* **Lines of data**
────────
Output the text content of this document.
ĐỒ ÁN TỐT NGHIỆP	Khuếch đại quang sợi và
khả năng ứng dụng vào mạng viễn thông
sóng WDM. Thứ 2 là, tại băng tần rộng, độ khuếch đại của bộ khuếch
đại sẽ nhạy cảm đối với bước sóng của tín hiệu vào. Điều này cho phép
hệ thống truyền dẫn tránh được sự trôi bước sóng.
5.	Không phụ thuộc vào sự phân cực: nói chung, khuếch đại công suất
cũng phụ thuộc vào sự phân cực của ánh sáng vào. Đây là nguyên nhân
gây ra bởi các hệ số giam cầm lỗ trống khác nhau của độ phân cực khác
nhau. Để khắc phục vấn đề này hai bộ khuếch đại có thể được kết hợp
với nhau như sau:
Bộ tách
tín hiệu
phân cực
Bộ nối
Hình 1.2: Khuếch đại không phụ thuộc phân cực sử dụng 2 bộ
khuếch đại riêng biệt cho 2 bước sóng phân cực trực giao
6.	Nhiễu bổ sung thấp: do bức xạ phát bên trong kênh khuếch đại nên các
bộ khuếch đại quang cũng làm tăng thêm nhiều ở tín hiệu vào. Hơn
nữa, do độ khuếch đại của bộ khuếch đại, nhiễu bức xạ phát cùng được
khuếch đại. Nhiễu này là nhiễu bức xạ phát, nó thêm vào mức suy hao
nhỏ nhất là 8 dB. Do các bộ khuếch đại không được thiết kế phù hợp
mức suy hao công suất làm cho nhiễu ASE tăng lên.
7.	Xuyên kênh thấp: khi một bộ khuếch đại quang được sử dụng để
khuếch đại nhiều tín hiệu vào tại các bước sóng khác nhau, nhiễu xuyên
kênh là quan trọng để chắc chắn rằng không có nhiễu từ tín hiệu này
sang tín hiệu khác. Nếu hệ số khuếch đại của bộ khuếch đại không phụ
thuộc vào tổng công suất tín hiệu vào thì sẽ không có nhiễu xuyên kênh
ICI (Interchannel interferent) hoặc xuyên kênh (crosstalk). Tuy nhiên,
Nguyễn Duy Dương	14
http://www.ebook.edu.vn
────────
* **Do this**
Filter the entries and copy out every line with the word "khác".

* **Answer**
gây ra bởi các hệ số giam cầm lỗ trống khác nhau của độ phân cực khác
khuếch đại nhiều tín hiệu vào tại các bước sóng khác nhau, nhiễu xuyên
sang tín hiệu khác. Nếu hệ số khuếch đại của bộ khuếch đại không phụ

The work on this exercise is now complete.